— start of DATA SHOWN —
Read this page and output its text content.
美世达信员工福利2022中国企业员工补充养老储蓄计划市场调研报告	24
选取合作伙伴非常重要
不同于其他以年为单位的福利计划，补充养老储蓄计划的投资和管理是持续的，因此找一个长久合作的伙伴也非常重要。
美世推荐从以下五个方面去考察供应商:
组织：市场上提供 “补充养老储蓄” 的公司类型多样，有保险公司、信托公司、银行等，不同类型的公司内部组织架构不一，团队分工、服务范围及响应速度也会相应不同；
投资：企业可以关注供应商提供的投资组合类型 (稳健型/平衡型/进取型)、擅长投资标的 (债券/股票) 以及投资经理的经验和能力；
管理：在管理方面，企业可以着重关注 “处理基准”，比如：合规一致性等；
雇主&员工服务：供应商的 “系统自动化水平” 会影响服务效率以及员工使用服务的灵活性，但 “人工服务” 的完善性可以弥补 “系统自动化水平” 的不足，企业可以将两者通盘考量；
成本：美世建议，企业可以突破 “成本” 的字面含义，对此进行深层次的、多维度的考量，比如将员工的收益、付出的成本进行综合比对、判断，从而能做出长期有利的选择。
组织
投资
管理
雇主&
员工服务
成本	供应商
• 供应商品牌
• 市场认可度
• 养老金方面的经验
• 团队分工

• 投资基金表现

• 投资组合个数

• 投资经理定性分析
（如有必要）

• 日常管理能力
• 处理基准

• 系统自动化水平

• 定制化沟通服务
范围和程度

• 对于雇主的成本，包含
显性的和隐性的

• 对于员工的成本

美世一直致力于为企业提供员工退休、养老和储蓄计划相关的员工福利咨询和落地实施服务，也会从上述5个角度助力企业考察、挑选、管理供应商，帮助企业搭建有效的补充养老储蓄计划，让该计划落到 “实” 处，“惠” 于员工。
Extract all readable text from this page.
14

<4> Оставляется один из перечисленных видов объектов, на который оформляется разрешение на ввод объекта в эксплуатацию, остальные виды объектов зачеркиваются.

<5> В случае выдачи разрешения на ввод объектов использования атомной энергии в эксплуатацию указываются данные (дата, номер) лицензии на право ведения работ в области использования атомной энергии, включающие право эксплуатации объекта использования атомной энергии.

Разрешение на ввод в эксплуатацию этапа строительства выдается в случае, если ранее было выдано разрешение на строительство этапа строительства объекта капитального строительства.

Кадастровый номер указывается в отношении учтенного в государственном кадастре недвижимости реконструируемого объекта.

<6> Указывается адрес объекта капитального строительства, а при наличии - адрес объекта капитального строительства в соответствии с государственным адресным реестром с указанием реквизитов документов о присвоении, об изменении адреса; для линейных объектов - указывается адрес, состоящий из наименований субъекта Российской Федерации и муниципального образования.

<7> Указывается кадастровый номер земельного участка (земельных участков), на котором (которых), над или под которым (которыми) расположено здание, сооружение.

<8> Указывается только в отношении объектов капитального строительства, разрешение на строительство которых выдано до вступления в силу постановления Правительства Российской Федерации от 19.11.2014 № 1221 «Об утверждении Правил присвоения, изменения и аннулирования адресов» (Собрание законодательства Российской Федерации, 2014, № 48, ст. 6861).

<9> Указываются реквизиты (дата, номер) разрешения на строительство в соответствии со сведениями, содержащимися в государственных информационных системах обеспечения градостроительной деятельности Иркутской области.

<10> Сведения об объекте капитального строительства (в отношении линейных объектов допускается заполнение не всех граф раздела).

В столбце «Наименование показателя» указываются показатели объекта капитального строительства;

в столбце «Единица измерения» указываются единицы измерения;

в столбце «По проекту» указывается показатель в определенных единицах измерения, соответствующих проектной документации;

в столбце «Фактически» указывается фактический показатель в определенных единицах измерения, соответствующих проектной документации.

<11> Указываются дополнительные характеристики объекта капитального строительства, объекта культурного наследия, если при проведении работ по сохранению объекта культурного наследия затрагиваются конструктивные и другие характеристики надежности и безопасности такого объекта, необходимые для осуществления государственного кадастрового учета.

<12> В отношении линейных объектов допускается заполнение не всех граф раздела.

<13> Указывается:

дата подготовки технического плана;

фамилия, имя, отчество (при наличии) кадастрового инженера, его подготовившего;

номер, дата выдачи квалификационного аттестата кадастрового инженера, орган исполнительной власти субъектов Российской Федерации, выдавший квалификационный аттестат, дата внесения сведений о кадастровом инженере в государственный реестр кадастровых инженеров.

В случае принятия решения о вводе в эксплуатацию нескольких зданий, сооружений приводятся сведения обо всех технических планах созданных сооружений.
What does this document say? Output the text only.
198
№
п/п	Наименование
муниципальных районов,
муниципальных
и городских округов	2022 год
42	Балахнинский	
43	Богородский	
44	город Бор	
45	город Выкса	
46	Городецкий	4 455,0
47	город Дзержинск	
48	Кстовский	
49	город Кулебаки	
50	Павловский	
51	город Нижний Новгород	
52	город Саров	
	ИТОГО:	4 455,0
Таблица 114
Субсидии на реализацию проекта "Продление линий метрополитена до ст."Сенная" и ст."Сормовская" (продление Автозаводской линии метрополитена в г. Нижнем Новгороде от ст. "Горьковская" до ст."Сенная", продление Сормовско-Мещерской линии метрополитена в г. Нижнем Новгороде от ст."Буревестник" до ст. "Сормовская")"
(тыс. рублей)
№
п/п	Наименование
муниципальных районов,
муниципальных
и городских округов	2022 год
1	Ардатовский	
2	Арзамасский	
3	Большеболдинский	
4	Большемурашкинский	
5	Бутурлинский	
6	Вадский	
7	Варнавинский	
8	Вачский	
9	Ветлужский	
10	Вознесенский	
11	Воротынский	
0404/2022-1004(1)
— end of DATA SHOWN —
• **REQUIREMENTS**: Extract all of the data exactly as written.

• **ANSWER TO THE TASK**:
Read this page and output its text content.
美世达信员工福利2022中国企业员工补充养老储蓄计划市场调研报告	24
选取合作伙伴非常重要
不同于其他以年为单位的福利计划，补充养老储蓄计划的投资和管理是持续的，因此找一个长久合作的伙伴也非常重要。
美世推荐从以下五个方面去考察供应商:
组织：市场上提供 “补充养老储蓄” 的公司类型多样，有保险公司、信托公司、银行等，不同类型的公司内部组织架构不一，团队分工、服务范围及响应速度也会相应不同；
投资：企业可以关注供应商提供的投资组合类型 (稳健型/平衡型/进取型)、擅长投资标的 (债券/股票) 以及投资经理的经验和能力；
管理：在管理方面，企业可以着重关注 “处理基准”，比如：合规一致性等；
雇主&员工服务：供应商的 “系统自动化水平” 会影响服务效率以及员工使用服务的灵活性，但 “人工服务” 的完善性可以弥补 “系统自动化水平” 的不足，企业可以将两者通盘考量；
成本：美世建议，企业可以突破 “成本” 的字面含义，对此进行深层次的、多维度的考量，比如将员工的收益、付出的成本进行综合比对、判断，从而能做出长期有利的选择。
组织
投资
管理
雇主&
员工服务
成本	供应商
• 供应商品牌
• 市场认可度
• 养老金方面的经验
• 团队分工

• 投资基金表现

• 投资组合个数

• 投资经理定性分析
（如有必要）

• 日常管理能力
• 处理基准

• 系统自动化水平

• 定制化沟通服务
范围和程度

• 对于雇主的成本，包含
显性的和隐性的

• 对于员工的成本

美世一直致力于为企业提供员工退休、养老和储蓄计划相关的员工福利咨询和落地实施服务，也会从上述5个角度助力企业考察、挑选、管理供应商，帮助企业搭建有效的补充养老储蓄计划，让该计划落到 “实” 处，“惠” 于员工。
Extract all readable text from this page.
14

<4> Оставляется один из перечисленных видов объектов, на который оформляется разрешение на ввод объекта в эксплуатацию, остальные виды объектов зачеркиваются.

<5> В случае выдачи разрешения на ввод объектов использования атомной энергии в эксплуатацию указываются данные (дата, номер) лицензии на право ведения работ в области использования атомной энергии, включающие право эксплуатации объекта использования атомной энергии.

Разрешение на ввод в эксплуатацию этапа строительства выдается в случае, если ранее было выдано разрешение на строительство этапа строительства объекта капитального строительства.

Кадастровый номер указывается в отношении учтенного в государственном кадастре недвижимости реконструируемого объекта.

<6> Указывается адрес объекта капитального строительства, а при наличии - адрес объекта капитального строительства в соответствии с государственным адресным реестром с указанием реквизитов документов о присвоении, об изменении адреса; для линейных объектов - указывается адрес, состоящий из наименований субъекта Российской Федерации и муниципального образования.

<7> Указывается кадастровый номер земельного участка (земельных участков), на котором (которых), над или под которым (которыми) расположено здание, сооружение.

<8> Указывается только в отношении объектов капитального строительства, разрешение на строительство которых выдано до вступления в силу постановления Правительства Российской Федерации от 19.11.2014 № 1221 «Об утверждении Правил присвоения, изменения и аннулирования адресов» (Собрание законодательства Российской Федерации, 2014, № 48, ст. 6861).

<9> Указываются реквизиты (дата, номер) разрешения на строительство в соответствии со сведениями, содержащимися в государственных информационных системах обеспечения градостроительной деятельности Иркутской области.

<10> Сведения об объекте капитального строительства (в отношении линейных объектов допускается заполнение не всех граф раздела).

В столбце «Наименование показателя» указываются показатели объекта капитального строительства;

в столбце «Единица измерения» указываются единицы измерения;

в столбце «По проекту» указывается показатель в определенных единицах измерения, соответствующих проектной документации;

в столбце «Фактически» указывается фактический показатель в определенных единицах измерения, соответствующих проектной документации.

<11> Указываются дополнительные характеристики объекта капитального строительства, объекта культурного наследия, если при проведении работ по сохранению объекта культурного наследия затрагиваются конструктивные и другие характеристики надежности и безопасности такого объекта, необходимые для осуществления государственного кадастрового учета.

<12> В отношении линейных объектов допускается заполнение не всех граф раздела.

<13> Указывается:

дата подготовки технического плана;

фамилия, имя, отчество (при наличии) кадастрового инженера, его подготовившего;

номер, дата выдачи квалификационного аттестата кадастрового инженера, орган исполнительной власти субъектов Российской Федерации, выдавший квалификационный аттестат, дата внесения сведений о кадастровом инженере в государственный реестр кадастровых инженеров.

В случае принятия решения о вводе в эксплуатацию нескольких зданий, сооружений приводятся сведения обо всех технических планах созданных сооружений.
What does this document say? Output the text only.
198
№
п/п	Наименование
муниципальных районов,
муниципальных
и городских округов	2022 год
42	Балахнинский	
43	Богородский	
44	город Бор	
45	город Выкса	
46	Городецкий	4 455,0
47	город Дзержинск	
48	Кстовский	
49	город Кулебаки	
50	Павловский	
51	город Нижний Новгород	
52	город Саров	
	ИТОГО:	4 455,0
Таблица 114
Субсидии на реализацию проекта "Продление линий метрополитена до ст."Сенная" и ст."Сормовская" (продление Автозаводской линии метрополитена в г. Нижнем Новгороде от ст. "Горьковская" до ст."Сенная", продление Сормовско-Мещерской линии метрополитена в г. Нижнем Новгороде от ст."Буревестник" до ст. "Сормовская")"
(тыс. рублей)
№
п/п	Наименование
муниципальных районов,
муниципальных
и городских округов	2022 год
1	Ардатовский	
2	Арзамасский	
3	Большеболдинский	
4	Большемурашкинский	
5	Бутурлинский	
6	Вадский	
7	Варнавинский	
8	Вачский	
9	Ветлужский	
10	Вознесенский	
11	Воротынский	
0404/2022-1004(1)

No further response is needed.